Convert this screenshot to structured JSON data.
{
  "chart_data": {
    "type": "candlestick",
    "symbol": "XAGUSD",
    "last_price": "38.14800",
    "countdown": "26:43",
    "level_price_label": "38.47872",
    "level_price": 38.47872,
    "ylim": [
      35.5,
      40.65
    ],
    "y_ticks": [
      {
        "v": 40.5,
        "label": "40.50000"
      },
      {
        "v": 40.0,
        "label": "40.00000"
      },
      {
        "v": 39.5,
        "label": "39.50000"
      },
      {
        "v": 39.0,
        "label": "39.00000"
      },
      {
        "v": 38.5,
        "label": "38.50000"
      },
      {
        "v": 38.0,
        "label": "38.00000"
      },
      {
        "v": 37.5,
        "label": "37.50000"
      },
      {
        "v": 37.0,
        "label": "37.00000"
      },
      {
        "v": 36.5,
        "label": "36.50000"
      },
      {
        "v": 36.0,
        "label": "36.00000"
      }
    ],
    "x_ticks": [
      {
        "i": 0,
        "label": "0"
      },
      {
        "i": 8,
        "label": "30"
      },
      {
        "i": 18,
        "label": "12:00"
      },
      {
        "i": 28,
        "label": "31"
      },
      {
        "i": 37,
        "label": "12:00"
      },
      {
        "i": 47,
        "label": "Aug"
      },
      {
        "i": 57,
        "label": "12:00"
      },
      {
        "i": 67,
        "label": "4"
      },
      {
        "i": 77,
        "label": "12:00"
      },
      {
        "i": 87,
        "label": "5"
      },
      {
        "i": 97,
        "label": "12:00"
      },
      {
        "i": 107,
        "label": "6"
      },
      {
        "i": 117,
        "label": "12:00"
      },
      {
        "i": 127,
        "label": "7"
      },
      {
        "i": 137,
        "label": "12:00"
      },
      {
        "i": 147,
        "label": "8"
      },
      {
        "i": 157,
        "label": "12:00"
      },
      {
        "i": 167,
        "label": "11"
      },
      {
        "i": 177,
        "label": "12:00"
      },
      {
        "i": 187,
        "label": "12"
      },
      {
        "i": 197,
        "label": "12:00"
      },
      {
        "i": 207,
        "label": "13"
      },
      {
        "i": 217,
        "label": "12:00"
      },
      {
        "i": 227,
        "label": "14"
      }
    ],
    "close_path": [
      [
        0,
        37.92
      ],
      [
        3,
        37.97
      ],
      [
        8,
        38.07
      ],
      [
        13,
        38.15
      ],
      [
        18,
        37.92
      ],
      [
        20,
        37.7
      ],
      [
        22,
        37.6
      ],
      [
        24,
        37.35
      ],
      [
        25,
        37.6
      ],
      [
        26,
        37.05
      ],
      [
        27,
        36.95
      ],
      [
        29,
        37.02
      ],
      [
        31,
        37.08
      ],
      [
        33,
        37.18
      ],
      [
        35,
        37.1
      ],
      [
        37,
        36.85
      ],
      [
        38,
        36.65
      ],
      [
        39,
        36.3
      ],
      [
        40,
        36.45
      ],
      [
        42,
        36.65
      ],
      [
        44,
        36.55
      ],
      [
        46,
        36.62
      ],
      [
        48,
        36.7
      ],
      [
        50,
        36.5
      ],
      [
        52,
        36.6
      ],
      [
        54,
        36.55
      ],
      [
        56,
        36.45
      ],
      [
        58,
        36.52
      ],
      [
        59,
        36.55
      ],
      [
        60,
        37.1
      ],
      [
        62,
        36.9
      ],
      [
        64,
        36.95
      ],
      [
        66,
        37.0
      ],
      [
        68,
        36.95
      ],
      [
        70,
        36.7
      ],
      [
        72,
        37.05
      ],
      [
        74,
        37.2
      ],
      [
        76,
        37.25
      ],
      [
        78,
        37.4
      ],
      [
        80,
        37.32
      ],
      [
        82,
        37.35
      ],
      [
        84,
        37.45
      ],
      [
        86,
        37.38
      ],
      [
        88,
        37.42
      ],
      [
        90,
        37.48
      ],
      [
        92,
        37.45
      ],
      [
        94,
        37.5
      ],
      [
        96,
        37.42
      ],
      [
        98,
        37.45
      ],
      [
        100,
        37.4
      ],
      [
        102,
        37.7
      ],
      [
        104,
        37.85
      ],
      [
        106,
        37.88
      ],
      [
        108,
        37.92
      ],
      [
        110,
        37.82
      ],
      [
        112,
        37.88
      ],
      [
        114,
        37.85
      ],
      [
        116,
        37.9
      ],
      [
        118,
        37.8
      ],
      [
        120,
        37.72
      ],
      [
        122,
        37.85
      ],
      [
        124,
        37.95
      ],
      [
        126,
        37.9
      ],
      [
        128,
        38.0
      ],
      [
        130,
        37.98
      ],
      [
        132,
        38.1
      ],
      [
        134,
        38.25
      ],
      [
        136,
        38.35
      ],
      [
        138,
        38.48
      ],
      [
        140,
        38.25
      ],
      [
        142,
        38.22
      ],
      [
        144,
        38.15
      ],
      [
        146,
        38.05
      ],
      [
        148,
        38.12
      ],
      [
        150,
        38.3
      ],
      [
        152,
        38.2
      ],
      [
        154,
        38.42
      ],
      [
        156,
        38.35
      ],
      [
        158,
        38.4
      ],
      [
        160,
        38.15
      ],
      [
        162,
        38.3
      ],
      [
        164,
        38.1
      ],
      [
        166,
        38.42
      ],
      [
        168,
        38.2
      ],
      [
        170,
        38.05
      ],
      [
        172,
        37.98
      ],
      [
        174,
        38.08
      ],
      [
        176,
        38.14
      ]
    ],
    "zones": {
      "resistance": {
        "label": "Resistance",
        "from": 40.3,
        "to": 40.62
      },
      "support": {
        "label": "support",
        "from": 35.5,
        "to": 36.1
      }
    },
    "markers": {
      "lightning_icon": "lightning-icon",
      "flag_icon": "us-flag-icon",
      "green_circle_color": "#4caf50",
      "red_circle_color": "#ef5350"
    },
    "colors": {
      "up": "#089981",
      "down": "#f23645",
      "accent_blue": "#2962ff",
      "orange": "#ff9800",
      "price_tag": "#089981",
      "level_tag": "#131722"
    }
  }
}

-.-.-

#### Work instructions:
Pick out the lines above that hold the string "icon" and show them.

#### Output for this exercise:
      "lightning_icon": "lightning-icon",
      "flag_icon": "us-flag-icon",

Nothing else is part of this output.